* START Excerpted data *

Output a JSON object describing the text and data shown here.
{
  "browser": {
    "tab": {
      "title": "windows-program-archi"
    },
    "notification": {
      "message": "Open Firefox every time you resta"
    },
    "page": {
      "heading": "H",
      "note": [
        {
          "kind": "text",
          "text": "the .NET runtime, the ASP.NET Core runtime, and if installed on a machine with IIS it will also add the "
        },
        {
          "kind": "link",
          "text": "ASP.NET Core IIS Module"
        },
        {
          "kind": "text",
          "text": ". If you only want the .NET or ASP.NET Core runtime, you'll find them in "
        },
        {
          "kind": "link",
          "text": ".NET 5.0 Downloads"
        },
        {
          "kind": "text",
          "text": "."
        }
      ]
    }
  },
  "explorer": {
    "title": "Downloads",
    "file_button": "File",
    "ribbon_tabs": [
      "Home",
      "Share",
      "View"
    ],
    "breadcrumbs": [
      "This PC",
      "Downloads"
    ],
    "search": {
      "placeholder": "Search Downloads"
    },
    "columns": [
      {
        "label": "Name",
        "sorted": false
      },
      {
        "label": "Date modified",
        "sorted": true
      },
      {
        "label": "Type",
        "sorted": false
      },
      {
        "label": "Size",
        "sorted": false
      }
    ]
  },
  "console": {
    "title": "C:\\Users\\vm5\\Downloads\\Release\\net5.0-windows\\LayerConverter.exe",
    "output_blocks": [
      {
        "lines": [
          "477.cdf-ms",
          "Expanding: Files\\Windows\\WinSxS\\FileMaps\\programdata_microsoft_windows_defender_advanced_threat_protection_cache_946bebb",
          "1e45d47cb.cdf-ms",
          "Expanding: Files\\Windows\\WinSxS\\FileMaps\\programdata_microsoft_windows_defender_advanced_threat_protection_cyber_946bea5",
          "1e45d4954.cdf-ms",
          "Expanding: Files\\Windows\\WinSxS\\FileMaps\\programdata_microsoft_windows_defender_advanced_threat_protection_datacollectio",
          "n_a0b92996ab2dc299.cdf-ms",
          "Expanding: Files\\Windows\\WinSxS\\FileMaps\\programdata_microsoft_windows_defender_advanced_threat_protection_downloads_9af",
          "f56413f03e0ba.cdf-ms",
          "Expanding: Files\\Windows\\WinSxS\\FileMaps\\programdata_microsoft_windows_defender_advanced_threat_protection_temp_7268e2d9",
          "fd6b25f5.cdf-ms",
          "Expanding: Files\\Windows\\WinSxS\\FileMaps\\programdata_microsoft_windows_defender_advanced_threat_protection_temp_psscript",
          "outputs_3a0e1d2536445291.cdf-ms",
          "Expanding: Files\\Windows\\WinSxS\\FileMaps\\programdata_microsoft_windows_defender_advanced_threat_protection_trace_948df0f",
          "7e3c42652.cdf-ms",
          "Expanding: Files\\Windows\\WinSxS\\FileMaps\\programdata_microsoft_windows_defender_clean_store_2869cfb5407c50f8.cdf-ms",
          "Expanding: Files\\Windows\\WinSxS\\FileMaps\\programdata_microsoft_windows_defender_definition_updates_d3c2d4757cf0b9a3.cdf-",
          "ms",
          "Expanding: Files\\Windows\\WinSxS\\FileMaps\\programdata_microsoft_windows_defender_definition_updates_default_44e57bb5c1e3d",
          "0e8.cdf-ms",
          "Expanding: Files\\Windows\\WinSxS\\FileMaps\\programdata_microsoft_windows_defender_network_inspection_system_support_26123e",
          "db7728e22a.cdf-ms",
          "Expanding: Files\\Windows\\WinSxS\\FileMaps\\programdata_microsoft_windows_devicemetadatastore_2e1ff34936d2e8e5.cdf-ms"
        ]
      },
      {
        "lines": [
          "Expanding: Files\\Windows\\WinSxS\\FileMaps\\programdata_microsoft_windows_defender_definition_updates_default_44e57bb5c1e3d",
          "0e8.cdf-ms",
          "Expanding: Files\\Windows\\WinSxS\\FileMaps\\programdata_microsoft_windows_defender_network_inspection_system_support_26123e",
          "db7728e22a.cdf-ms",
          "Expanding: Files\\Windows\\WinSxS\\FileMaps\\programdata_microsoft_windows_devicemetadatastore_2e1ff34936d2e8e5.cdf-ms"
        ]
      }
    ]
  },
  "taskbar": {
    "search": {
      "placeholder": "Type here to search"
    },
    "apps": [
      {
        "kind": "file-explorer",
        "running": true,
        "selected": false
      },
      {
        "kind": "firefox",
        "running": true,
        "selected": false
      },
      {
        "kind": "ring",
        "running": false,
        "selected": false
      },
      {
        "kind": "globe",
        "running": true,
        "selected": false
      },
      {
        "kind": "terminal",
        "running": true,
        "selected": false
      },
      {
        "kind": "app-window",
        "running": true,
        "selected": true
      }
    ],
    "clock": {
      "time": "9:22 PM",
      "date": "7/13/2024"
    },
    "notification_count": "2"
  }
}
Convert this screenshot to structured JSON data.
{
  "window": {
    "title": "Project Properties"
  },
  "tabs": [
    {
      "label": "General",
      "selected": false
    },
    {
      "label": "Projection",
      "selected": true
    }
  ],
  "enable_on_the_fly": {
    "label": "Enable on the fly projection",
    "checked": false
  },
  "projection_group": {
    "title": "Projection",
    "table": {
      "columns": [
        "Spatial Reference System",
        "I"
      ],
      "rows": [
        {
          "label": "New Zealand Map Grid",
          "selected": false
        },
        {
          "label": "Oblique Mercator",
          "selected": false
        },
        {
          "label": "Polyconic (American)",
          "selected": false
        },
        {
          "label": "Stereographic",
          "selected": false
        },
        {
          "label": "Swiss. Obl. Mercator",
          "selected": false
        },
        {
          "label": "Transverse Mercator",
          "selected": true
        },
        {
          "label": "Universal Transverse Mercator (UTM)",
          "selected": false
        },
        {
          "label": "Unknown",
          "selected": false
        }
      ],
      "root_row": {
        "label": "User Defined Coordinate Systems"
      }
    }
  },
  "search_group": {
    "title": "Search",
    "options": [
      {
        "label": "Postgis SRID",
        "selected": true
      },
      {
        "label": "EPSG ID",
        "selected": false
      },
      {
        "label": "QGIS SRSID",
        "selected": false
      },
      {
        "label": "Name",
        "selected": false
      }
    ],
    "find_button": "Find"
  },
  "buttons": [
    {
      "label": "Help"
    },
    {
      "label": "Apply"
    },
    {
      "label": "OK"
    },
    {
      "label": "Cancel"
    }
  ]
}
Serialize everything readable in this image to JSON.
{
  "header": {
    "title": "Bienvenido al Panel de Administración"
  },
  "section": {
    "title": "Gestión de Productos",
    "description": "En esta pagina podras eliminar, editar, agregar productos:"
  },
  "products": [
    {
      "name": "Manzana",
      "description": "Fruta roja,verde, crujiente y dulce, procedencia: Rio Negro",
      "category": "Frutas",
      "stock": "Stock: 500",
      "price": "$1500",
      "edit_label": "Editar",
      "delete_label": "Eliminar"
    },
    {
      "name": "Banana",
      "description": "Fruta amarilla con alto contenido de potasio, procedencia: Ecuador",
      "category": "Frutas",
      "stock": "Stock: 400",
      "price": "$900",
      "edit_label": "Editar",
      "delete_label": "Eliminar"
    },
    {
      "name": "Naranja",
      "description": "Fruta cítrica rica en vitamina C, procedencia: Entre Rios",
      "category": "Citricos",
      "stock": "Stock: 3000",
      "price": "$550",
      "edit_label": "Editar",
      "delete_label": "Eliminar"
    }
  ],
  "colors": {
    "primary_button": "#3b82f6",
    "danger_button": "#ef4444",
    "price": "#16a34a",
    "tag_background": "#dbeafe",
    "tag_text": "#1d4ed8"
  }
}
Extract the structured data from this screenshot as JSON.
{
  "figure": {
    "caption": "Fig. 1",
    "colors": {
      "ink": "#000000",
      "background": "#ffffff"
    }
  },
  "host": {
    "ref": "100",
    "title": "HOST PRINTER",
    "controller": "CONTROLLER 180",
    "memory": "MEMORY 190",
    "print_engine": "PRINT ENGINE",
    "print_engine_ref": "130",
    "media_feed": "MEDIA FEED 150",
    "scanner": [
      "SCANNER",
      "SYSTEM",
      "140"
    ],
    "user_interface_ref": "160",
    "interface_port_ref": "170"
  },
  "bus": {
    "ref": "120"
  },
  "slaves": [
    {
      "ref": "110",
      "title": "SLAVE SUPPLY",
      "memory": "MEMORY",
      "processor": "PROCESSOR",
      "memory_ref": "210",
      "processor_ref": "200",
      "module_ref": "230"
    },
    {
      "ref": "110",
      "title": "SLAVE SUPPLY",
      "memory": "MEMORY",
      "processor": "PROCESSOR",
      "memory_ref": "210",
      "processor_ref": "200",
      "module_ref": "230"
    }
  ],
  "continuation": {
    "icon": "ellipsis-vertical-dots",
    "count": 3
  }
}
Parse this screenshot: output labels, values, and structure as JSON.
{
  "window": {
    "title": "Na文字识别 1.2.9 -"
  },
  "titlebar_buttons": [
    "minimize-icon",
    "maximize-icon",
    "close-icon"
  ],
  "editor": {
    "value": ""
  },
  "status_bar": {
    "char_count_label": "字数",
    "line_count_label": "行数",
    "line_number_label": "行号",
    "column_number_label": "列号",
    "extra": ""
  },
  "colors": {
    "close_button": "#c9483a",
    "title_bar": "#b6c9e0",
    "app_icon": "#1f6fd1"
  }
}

* END Excerpted data *

Copy every single line of the material above that holds "procedencia".

- Response to the exercise -
      "description": "Fruta roja,verde, crujiente y dulce, procedencia: Rio Negro",
      "description": "Fruta amarilla con alto contenido de potasio, procedencia: Ecuador",
      "description": "Fruta cítrica rica en vitamina C, procedencia: Entre Rios",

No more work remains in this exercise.